>> begin EXERCISE MATERIALS

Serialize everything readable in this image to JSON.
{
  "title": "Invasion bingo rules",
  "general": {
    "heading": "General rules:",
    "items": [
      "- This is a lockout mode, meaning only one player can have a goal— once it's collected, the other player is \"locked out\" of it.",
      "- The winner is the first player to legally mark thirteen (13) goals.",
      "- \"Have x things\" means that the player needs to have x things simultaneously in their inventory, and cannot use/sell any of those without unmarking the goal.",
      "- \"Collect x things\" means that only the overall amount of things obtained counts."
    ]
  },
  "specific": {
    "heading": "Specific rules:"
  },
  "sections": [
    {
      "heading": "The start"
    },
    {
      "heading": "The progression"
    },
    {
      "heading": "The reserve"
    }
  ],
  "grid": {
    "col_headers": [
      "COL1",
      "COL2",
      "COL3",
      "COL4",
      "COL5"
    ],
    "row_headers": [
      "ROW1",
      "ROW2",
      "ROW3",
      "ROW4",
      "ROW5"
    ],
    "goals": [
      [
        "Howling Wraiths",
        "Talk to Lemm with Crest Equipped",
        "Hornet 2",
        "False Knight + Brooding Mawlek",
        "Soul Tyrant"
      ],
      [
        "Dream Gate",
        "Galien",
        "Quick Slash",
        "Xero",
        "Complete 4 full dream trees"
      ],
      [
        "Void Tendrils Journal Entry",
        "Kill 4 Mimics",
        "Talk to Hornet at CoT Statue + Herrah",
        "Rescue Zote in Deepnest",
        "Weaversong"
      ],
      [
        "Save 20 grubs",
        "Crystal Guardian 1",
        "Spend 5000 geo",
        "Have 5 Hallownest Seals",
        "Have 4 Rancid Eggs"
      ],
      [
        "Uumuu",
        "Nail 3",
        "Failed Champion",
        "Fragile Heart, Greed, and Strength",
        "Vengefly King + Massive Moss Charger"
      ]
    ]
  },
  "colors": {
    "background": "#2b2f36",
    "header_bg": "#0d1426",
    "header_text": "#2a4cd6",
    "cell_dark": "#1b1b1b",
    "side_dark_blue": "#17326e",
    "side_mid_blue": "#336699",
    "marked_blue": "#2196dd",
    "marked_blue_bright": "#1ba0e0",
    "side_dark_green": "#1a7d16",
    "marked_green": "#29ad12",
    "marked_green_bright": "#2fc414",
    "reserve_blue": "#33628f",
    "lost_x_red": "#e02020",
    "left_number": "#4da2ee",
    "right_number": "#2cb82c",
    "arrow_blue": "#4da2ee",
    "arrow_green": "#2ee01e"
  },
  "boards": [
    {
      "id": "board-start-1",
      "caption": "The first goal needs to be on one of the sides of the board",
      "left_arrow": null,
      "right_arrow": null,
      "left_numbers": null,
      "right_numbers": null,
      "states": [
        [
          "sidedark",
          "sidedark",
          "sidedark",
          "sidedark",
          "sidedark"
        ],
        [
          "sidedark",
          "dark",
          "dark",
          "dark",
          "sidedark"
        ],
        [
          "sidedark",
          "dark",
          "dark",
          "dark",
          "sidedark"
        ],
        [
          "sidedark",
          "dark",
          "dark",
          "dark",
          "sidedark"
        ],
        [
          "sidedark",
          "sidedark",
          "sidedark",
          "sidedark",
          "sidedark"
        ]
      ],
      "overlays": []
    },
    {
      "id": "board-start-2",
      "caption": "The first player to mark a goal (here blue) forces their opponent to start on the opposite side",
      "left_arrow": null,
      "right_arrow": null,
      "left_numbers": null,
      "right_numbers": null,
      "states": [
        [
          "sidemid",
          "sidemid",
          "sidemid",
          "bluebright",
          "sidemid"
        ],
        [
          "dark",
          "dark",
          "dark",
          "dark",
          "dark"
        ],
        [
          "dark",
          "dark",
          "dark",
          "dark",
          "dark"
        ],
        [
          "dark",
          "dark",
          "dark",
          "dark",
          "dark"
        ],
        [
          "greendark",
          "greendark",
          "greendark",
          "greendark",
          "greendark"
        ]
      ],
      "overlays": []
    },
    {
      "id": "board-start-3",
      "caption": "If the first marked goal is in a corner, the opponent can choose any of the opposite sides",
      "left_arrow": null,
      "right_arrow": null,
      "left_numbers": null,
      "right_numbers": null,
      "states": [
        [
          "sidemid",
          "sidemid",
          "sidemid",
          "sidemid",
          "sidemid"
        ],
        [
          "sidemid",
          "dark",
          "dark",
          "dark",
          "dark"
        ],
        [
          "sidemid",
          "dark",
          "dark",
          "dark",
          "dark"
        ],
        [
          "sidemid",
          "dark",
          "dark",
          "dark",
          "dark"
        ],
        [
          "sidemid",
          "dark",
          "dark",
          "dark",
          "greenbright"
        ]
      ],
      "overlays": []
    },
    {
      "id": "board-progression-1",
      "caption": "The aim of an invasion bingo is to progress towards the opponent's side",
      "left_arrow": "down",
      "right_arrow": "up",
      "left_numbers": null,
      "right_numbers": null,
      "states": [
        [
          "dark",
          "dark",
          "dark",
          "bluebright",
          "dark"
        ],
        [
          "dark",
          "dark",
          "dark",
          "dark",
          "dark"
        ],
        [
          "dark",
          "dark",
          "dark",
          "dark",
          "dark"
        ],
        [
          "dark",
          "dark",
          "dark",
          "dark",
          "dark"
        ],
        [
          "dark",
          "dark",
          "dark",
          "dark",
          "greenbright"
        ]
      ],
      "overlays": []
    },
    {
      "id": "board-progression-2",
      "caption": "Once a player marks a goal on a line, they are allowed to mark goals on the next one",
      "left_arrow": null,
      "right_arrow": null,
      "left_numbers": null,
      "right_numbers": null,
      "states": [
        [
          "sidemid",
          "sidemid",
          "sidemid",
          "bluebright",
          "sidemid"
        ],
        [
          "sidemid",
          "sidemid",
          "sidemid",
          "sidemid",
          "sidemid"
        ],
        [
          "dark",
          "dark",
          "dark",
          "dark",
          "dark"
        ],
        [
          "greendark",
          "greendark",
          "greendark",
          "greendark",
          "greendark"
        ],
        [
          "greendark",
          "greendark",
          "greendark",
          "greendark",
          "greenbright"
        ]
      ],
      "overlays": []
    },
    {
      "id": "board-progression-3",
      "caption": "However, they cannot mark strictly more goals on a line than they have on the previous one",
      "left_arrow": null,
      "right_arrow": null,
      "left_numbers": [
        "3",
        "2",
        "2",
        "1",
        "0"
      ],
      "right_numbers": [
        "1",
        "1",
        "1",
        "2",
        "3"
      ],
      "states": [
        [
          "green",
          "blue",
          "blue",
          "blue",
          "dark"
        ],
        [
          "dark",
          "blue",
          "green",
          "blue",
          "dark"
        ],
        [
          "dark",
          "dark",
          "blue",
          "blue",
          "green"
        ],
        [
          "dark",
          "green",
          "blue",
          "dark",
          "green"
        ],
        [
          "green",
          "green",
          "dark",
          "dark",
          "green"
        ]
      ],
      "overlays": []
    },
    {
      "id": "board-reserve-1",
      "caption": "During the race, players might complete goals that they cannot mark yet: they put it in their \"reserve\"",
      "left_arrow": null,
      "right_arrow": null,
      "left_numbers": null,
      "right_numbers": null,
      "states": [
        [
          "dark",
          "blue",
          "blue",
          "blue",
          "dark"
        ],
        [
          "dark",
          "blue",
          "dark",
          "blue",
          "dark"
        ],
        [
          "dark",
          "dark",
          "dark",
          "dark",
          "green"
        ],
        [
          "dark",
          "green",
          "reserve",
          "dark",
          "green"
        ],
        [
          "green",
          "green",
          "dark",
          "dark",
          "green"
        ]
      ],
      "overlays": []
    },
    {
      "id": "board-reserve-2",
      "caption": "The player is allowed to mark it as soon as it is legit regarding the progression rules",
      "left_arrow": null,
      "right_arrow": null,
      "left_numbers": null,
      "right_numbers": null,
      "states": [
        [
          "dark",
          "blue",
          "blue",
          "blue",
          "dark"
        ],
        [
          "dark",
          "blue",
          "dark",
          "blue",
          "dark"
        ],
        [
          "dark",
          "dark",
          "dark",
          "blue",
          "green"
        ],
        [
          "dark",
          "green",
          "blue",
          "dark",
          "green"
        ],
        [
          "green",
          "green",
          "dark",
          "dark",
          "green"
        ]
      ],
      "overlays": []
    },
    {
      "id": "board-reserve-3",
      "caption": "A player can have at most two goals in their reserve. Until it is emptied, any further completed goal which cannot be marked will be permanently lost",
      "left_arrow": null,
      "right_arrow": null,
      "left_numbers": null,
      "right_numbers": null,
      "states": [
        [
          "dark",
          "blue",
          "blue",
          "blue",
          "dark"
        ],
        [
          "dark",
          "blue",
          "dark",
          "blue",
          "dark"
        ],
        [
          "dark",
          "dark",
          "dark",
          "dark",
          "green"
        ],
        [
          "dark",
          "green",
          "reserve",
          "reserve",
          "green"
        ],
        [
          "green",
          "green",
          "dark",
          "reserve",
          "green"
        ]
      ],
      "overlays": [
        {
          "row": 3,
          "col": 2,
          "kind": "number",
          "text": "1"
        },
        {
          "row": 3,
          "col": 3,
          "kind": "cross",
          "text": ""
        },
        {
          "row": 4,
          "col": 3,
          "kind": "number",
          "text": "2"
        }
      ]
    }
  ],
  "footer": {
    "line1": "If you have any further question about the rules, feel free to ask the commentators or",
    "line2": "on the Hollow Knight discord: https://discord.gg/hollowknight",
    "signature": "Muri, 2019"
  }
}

>> end EXERCISE MATERIALS

- WHAT YOU SHOULD DO:
Collect the lines of the data that carry the word "Knight".

- RESULT OF THIS TASK:
        "False Knight + Brooding Mawlek",
    "line2": "on the Hollow Knight discord: https://discord.gg/hollowknight",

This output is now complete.